> [STATED EXERCISE] Please output the records below in full, exactly as given, but without the images.

> [DATA ROWS]
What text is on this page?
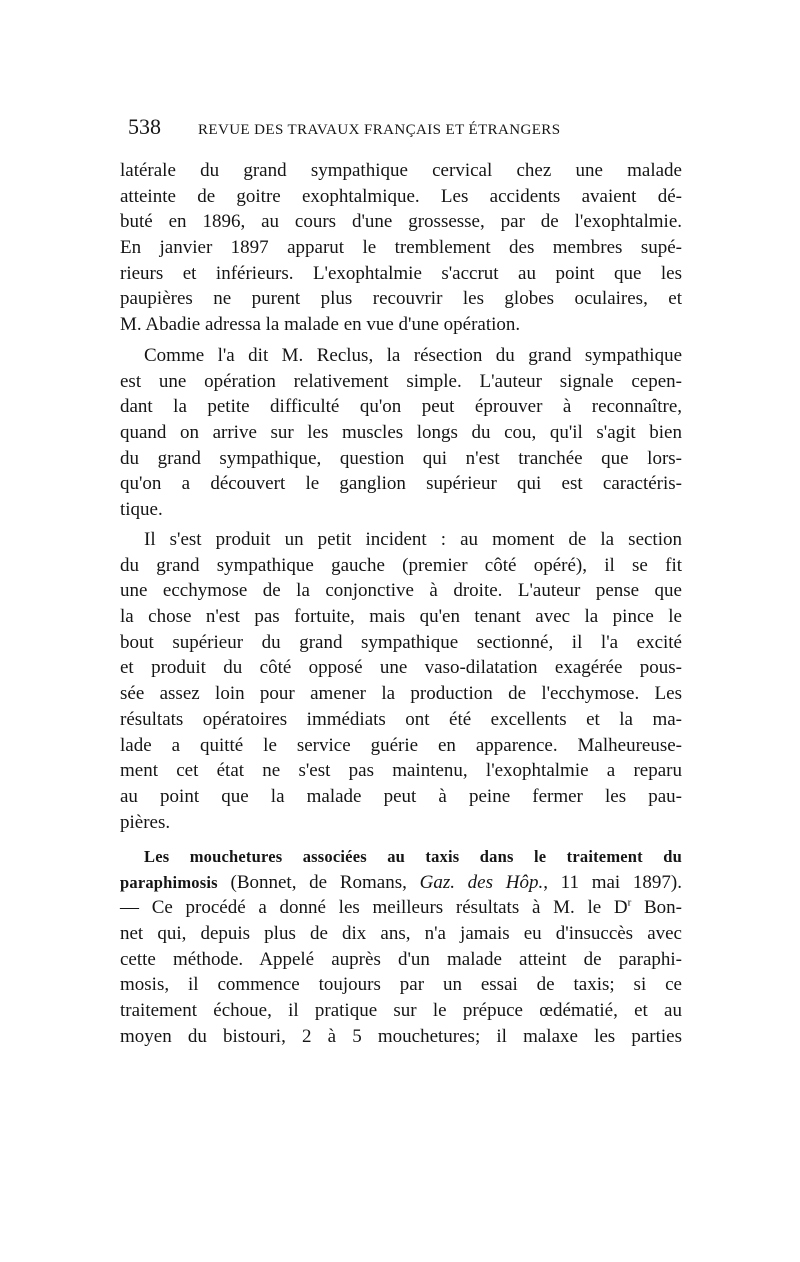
538 REVUE DES TRAVAUX FRANÇAIS ET ÉTRANGERS
latérale du grand sympathique cervical chez une malade
atteinte de goitre exophtalmique. Les accidents avaient dé-
buté en 1896, au cours d'une grossesse, par de l'exophtalmie.
En janvier 1897 apparut le tremblement des membres supé-
rieurs et inférieurs. L'exophtalmie s'accrut au point que les
paupières ne purent plus recouvrir les globes oculaires, et
M. Abadie adressa la malade en vue d'une opération.
Comme l'a dit M. Reclus, la résection du grand sympathique
est une opération relativement simple. L'auteur signale cepen-
dant la petite difficulté qu'on peut éprouver à reconnaître,
quand on arrive sur les muscles longs du cou, qu'il s'agit bien
du grand sympathique, question qui n'est tranchée que lors-
qu'on a découvert le ganglion supérieur qui est caractéris-
tique.
Il s'est produit un petit incident : au moment de la section
du grand sympathique gauche (premier côté opéré), il se fit
une ecchymose de la conjonctive à droite. L'auteur pense que
la chose n'est pas fortuite, mais qu'en tenant avec la pince le
bout supérieur du grand sympathique sectionné, il l'a excité
et produit du côté opposé une vaso-dilatation exagérée pous-
sée assez loin pour amener la production de l'ecchymose. Les
résultats opératoires immédiats ont été excellents et la ma-
lade a quitté le service guérie en apparence. Malheureuse-
ment cet état ne s'est pas maintenu, l'exophtalmie a reparu
au point que la malade peut à peine fermer les pau-
pières.
Les mouchetures associées au taxis dans le traitement du
paraphimosis (Bonnet, de Romans, Gaz. des Hôp., 11 mai 1897).
— Ce procédé a donné les meilleurs résultats à M. le $D^r$ Bon-
net qui, depuis plus de dix ans, n'a jamais eu d'insuccès avec
cette méthode. Appelé auprès d'un malade atteint de paraphi-
mosis, il commence toujours par un essai de taxis; si ce
traitement échoue, il pratique sur le prépuce œdématié, et au
moyen du bistouri, 2 à 5 mouchetures; il malaxe les parties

> [RESPONSE TO THIS TASK]
What text is on this page?
538 REVUE DES TRAVAUX FRANÇAIS ET ÉTRANGERS
latérale du grand sympathique cervical chez une malade
atteinte de goitre exophtalmique. Les accidents avaient dé-
buté en 1896, au cours d'une grossesse, par de l'exophtalmie.
En janvier 1897 apparut le tremblement des membres supé-
rieurs et inférieurs. L'exophtalmie s'accrut au point que les
paupières ne purent plus recouvrir les globes oculaires, et
M. Abadie adressa la malade en vue d'une opération.
Comme l'a dit M. Reclus, la résection du grand sympathique
est une opération relativement simple. L'auteur signale cepen-
dant la petite difficulté qu'on peut éprouver à reconnaître,
quand on arrive sur les muscles longs du cou, qu'il s'agit bien
du grand sympathique, question qui n'est tranchée que lors-
qu'on a découvert le ganglion supérieur qui est caractéris-
tique.
Il s'est produit un petit incident : au moment de la section
du grand sympathique gauche (premier côté opéré), il se fit
une ecchymose de la conjonctive à droite. L'auteur pense que
la chose n'est pas fortuite, mais qu'en tenant avec la pince le
bout supérieur du grand sympathique sectionné, il l'a excité
et produit du côté opposé une vaso-dilatation exagérée pous-
sée assez loin pour amener la production de l'ecchymose. Les
résultats opératoires immédiats ont été excellents et la ma-
lade a quitté le service guérie en apparence. Malheureuse-
ment cet état ne s'est pas maintenu, l'exophtalmie a reparu
au point que la malade peut à peine fermer les pau-
pières.
Les mouchetures associées au taxis dans le traitement du
paraphimosis (Bonnet, de Romans, Gaz. des Hôp., 11 mai 1897).
— Ce procédé a donné les meilleurs résultats à M. le $D^r$ Bon-
net qui, depuis plus de dix ans, n'a jamais eu d'insuccès avec
cette méthode. Appelé auprès d'un malade atteint de paraphi-
mosis, il commence toujours par un essai de taxis; si ce
traitement échoue, il pratique sur le prépuce œdématié, et au
moyen du bistouri, 2 à 5 mouchetures; il malaxe les parties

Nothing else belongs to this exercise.